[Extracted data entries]
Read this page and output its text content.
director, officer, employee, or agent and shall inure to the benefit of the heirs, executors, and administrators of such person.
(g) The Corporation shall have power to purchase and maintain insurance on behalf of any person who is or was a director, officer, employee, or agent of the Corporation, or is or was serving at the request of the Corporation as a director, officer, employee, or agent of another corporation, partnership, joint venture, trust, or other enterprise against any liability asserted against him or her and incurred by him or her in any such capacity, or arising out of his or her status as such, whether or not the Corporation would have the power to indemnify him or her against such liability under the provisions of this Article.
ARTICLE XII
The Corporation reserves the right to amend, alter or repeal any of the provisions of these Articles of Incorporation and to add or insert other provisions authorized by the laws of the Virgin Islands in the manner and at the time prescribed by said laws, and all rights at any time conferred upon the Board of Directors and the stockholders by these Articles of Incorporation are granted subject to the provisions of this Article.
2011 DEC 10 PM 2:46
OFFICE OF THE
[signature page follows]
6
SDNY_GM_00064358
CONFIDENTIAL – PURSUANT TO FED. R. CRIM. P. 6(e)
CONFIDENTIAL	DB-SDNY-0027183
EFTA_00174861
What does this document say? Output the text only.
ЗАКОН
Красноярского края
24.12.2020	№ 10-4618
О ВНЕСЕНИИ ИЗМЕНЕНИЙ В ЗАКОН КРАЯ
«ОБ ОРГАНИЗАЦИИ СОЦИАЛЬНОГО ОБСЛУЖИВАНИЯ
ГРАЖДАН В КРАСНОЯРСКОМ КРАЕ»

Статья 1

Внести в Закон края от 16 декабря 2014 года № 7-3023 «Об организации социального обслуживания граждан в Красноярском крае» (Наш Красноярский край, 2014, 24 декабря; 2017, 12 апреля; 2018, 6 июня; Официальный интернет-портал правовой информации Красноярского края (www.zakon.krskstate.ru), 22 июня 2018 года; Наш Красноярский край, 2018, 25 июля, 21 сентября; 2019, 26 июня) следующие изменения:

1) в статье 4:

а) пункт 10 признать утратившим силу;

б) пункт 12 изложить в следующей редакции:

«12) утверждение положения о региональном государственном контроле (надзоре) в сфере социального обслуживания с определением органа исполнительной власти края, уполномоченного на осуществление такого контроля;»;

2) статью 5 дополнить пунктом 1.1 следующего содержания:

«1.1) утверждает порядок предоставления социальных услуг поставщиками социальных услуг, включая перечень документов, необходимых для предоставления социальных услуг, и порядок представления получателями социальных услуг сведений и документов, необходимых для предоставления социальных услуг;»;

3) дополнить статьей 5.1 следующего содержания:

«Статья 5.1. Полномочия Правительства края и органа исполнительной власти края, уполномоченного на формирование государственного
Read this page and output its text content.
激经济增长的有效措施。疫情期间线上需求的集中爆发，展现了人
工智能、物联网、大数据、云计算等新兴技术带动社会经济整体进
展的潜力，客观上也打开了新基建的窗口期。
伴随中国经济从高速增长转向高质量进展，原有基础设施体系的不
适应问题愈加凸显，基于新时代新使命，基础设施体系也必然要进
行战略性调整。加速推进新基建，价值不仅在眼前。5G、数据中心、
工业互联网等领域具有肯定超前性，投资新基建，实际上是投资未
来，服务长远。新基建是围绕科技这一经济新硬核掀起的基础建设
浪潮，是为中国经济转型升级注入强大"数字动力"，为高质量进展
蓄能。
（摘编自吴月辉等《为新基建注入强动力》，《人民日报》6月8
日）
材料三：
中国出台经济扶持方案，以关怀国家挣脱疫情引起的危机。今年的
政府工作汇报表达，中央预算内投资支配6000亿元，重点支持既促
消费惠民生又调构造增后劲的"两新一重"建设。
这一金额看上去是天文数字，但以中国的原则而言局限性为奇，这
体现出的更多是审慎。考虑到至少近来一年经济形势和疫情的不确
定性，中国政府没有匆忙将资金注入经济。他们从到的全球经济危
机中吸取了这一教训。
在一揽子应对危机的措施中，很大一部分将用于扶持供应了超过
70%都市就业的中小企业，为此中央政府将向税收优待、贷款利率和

▸ **DO THIS**: Reproduce each line from the records that contains the word "CONFIDENTIAL".

▸ **RESPONSE**:
CONFIDENTIAL – PURSUANT TO FED. R. CRIM. P. 6(e)
CONFIDENTIAL	DB-SDNY-0027183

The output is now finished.